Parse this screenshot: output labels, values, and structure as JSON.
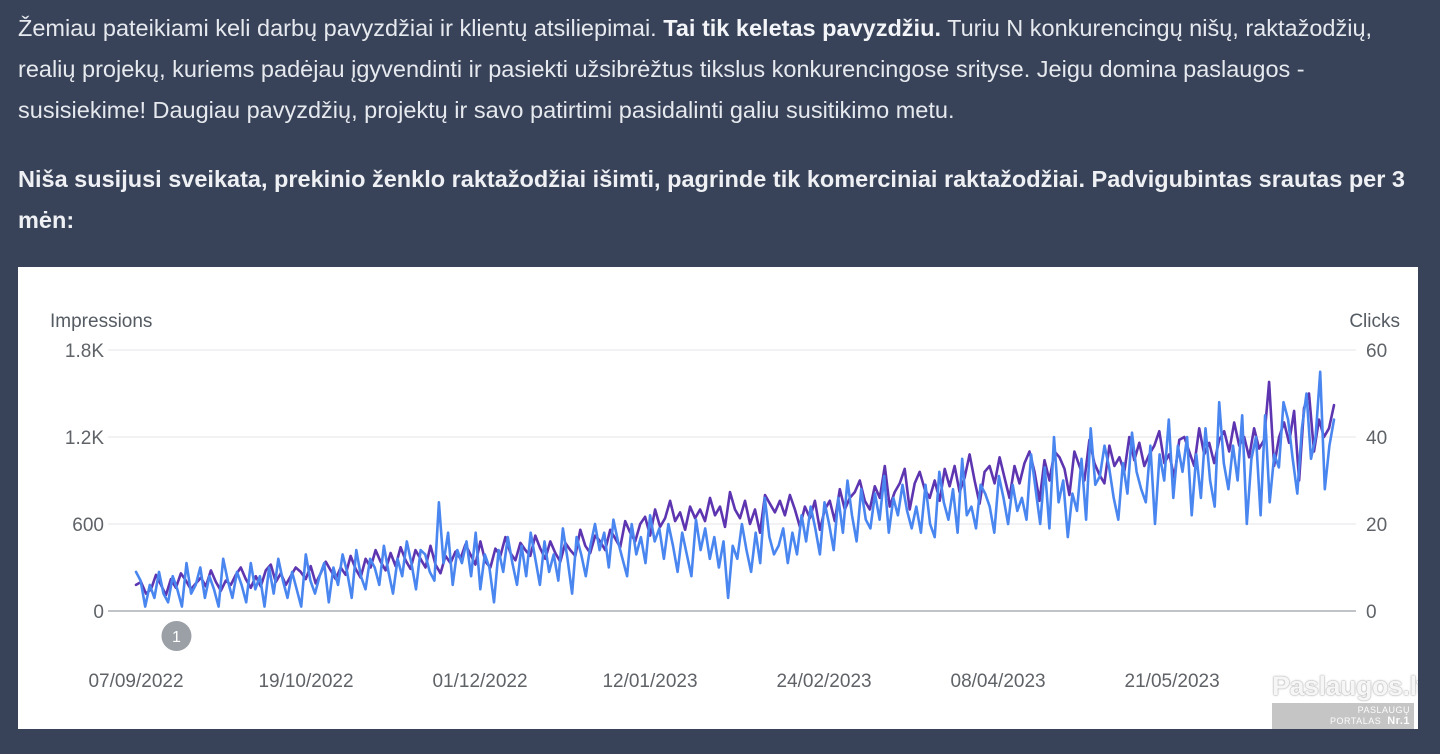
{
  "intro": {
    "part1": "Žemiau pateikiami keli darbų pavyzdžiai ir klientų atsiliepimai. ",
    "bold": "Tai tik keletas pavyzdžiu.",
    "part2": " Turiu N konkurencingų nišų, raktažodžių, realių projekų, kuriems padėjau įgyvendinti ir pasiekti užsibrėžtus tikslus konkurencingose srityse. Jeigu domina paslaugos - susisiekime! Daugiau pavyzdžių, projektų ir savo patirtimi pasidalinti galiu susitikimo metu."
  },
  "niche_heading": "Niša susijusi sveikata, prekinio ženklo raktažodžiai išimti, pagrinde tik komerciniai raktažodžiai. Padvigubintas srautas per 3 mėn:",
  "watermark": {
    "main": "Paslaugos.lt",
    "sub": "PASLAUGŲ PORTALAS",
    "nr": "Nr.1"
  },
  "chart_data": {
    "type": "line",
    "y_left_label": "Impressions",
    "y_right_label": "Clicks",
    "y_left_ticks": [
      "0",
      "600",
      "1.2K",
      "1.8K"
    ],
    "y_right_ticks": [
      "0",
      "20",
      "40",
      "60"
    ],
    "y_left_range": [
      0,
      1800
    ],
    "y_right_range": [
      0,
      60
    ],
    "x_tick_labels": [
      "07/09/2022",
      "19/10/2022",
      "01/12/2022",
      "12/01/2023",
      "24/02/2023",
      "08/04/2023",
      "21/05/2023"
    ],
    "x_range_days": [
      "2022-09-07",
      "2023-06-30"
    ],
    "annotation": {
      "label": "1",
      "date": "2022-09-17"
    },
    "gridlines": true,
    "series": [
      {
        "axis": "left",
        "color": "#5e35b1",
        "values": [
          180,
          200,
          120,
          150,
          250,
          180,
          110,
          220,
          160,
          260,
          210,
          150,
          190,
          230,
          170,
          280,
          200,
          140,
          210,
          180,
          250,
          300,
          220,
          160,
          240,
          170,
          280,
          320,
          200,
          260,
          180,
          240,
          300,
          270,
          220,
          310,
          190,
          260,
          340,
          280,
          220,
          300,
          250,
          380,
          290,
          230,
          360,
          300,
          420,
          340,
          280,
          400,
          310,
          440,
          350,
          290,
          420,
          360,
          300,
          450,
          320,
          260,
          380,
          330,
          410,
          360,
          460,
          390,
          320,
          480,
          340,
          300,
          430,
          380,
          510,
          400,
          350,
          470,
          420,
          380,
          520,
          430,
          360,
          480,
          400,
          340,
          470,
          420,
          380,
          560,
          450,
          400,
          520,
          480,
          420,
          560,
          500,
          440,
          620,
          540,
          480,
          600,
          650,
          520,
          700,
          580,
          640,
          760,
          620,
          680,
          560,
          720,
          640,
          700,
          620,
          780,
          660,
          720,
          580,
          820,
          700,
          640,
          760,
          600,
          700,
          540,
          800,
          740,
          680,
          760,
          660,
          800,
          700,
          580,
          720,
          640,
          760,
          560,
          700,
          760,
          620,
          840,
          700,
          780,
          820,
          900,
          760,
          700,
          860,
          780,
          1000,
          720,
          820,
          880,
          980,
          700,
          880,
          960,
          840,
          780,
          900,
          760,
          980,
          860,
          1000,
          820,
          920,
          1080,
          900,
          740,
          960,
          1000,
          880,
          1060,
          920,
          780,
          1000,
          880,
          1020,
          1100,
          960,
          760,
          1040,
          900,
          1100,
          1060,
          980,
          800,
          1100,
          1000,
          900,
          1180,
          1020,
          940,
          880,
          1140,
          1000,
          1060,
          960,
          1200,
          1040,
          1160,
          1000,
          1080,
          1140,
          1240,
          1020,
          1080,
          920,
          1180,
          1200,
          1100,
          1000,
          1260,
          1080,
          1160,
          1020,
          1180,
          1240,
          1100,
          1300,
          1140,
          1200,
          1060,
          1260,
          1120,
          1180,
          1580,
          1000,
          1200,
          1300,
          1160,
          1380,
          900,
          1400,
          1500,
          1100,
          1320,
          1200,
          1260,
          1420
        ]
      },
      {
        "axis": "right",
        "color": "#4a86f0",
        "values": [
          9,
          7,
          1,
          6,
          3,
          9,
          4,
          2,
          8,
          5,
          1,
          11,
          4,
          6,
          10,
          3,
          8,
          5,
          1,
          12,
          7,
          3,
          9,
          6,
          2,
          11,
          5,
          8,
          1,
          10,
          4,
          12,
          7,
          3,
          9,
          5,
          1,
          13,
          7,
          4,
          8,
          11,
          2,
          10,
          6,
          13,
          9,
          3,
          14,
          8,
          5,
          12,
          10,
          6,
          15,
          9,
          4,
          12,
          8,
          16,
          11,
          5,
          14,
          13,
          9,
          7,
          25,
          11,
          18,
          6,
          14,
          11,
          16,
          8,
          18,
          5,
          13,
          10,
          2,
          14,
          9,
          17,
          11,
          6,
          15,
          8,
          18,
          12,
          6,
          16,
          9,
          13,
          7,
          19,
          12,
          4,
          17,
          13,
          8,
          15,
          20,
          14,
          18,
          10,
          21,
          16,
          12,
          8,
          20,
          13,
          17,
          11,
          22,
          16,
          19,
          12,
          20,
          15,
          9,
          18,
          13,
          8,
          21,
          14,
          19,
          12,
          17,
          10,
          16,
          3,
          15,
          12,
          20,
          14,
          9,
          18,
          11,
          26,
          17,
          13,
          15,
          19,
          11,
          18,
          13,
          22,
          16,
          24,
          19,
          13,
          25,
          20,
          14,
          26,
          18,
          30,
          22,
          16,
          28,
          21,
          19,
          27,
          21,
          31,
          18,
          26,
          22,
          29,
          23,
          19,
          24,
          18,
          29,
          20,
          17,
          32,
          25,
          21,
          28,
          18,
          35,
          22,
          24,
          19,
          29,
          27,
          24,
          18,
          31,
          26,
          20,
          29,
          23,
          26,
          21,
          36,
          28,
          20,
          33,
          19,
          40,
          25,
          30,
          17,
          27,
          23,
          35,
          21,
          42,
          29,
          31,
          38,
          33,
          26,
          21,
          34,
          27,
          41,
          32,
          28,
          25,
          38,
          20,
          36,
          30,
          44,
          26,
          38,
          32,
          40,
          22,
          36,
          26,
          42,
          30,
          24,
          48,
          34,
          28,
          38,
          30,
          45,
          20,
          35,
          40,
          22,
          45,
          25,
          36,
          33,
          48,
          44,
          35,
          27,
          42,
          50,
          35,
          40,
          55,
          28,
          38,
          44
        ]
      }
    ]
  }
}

...

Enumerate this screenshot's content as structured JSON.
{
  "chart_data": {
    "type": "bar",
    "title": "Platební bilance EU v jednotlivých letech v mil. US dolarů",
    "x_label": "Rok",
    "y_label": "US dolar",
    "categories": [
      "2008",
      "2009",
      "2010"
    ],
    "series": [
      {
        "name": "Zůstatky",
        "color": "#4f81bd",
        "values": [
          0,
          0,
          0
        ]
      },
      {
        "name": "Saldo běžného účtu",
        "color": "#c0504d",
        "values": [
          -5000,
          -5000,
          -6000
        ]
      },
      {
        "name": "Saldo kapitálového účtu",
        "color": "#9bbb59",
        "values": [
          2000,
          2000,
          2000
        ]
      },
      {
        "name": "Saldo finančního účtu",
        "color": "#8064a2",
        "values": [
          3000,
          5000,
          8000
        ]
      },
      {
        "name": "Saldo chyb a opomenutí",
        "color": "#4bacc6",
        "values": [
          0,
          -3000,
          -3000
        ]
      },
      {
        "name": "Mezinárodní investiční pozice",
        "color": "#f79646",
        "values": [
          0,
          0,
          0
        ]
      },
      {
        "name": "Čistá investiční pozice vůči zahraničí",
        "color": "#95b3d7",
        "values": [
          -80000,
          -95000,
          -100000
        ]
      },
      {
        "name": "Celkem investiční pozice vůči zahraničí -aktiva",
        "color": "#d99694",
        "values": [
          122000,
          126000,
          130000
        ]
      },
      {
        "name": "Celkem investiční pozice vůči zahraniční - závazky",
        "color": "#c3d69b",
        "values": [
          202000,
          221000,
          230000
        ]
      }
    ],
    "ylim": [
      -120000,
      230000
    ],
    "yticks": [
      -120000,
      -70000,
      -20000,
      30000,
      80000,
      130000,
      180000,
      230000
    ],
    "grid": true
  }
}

* **Work to be completed**: Say how many lines in the listing above include "screenshot". Give nothing but the number.

* **Solution for this task**: 2